*Texto de lectura*.

'''

Sin embargo, cuando hablamos de pecados veniales, los compijuegos de Tony Soprano ya son un poco como nosotros. Porque la carne es débil, y la mentira afila nuestras lenguas. Flaqueamos por interés, halagamos por conveniencia, cambiamos de principios si adivinamos un beneficio. Es ahí, en el pecado venial, en la disfunción cotidiana, donde estos sociópatas repeinados se nos vuelven humanos, comprensibles, vecinos de la cola del pan o comensales que zampan a nuestro lado en el restaurante. 

Se podría escribir toda una guía de “Los Soprano” -incluso una tesis doctoral en la Universidad de las Series- siguiendo la pista de los pecados capitales que les impulsan a actuar, y que muchas veces son la causa de su perdición. La gula, por ejemplo, altera sus fisonomías y les provoca malas digestiones; la soberbia les vuelve descuidados y vulnerables a la venganza; la avaricia les empuja a robar más de lo que deben, invadiendo territorios vecinales; la lujuria les despista de sus obligaciones como a sacerdotes entregados al fornicio; la envidia les susurra que se necesitan un coche más grande para acudir a las reuniones y ser escuchados con mayor respeto. La ira -sobre todo la ira- les hace tomar decisiones equivocadas que al final sellan su sacrificio ritual.

'''

*Ejercicio propuesto 1*.
Indica si cada afirmación coincide con el texto sobre Los Soprano: (a) la soberbia hace a los personajes vulnerables a la venganza; (b) la gula les facilita la digestión; (c) la ira se destaca por encima de los demás pecados. Responde sí o no y cita las palabras exactas del texto que lo deciden.
*Ejercicio propuesto 2*.
Retoma, por favor, el texto sobre Los Soprano a partir de su última oración y continúalo con un párrafo.
Las líneas no hacen falta para nada de lo que se pide.

*Entradas de anotación espacial*.
'''

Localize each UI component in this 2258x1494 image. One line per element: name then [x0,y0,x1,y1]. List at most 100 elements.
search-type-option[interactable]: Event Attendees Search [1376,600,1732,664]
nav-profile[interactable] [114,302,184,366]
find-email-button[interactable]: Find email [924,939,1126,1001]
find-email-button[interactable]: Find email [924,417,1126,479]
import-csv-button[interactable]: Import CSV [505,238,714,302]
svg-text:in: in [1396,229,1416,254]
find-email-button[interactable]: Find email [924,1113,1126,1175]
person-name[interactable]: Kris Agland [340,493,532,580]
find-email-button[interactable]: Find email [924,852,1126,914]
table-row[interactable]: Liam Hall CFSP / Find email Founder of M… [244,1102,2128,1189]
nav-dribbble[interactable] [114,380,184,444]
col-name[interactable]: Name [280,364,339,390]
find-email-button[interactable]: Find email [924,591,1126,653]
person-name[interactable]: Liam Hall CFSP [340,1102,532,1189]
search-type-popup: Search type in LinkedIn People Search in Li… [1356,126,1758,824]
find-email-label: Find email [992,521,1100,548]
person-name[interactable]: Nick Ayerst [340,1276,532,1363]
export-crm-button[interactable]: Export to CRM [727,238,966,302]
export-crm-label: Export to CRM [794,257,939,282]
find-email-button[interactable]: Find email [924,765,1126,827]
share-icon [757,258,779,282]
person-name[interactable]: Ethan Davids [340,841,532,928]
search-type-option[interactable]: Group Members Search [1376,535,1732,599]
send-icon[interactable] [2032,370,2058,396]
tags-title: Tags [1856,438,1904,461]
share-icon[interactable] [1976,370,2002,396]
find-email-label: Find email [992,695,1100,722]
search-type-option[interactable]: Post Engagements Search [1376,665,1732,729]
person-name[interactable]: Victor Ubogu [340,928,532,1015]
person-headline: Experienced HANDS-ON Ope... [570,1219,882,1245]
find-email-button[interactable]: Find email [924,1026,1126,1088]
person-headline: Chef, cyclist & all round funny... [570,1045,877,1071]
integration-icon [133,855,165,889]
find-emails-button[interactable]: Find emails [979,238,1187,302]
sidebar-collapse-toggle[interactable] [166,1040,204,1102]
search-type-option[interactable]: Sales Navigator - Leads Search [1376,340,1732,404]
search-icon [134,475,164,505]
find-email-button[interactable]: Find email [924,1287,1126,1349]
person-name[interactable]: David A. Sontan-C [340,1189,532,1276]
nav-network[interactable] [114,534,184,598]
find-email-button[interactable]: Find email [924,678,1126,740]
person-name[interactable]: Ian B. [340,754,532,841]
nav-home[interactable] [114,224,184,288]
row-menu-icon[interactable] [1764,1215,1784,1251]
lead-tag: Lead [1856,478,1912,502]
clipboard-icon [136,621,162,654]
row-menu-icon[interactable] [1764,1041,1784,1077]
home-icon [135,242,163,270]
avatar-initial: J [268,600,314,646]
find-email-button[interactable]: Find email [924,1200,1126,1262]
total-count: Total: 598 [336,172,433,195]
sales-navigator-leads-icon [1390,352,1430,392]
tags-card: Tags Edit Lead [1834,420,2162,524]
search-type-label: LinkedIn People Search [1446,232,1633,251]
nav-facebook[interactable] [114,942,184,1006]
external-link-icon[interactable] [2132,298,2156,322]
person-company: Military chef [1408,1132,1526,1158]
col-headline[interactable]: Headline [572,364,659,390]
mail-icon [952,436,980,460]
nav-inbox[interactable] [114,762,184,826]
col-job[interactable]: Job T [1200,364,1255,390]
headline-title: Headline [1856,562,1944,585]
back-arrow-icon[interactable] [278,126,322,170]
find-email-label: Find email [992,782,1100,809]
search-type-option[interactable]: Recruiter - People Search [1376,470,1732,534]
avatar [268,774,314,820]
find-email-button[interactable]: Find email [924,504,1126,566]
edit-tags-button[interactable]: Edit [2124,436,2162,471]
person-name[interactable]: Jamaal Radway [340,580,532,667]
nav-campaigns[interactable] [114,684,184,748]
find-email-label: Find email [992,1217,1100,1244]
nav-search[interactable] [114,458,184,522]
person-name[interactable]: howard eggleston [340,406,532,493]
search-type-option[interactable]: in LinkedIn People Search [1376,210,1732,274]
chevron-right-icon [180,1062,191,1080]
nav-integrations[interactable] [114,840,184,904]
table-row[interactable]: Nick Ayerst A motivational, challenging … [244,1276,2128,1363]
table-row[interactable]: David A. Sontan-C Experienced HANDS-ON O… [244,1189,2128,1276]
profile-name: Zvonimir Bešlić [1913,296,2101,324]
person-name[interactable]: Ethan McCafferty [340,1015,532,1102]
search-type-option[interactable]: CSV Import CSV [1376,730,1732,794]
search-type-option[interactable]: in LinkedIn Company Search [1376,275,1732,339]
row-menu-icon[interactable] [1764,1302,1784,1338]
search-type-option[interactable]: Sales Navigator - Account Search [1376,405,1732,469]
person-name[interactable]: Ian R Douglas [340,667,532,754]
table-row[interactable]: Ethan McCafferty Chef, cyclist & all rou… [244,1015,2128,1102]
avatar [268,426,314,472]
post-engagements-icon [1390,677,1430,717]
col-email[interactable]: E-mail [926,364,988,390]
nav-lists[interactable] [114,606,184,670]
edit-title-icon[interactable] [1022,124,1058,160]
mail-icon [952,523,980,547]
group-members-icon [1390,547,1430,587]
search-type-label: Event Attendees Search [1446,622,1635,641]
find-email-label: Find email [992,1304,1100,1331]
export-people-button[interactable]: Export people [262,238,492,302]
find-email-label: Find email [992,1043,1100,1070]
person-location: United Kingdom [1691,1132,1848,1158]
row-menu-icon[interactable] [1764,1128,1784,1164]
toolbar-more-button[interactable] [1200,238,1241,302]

'''

*Respuesta escrita 1*.
(a) Sí: «la soberbia les vuelve descuidados y vulnerables a la venganza».
(b) No: «La gula, por ejemplo, altera sus fisonomías y les provoca malas digestiones».
(c) Sí: «La ira -sobre todo la ira- les hace tomar decisiones equivocadas que al final sellan su sacrificio ritual».

*Respuesta escrita 2*.
La pereza es quizá el único pecado capital que no conocen estos tipos. Es cierto que se pasan la vida jugando a las cartas en el Bada Bing, o tocándose las pelotas en la terraza del Satriale’s, pero cuando hay que coger la pipa o el bate de beisbol no dudan ni un instante. Son muy profesionales en lo suyo. El añorado Pazos derrama lágrimas cada vez que los ve.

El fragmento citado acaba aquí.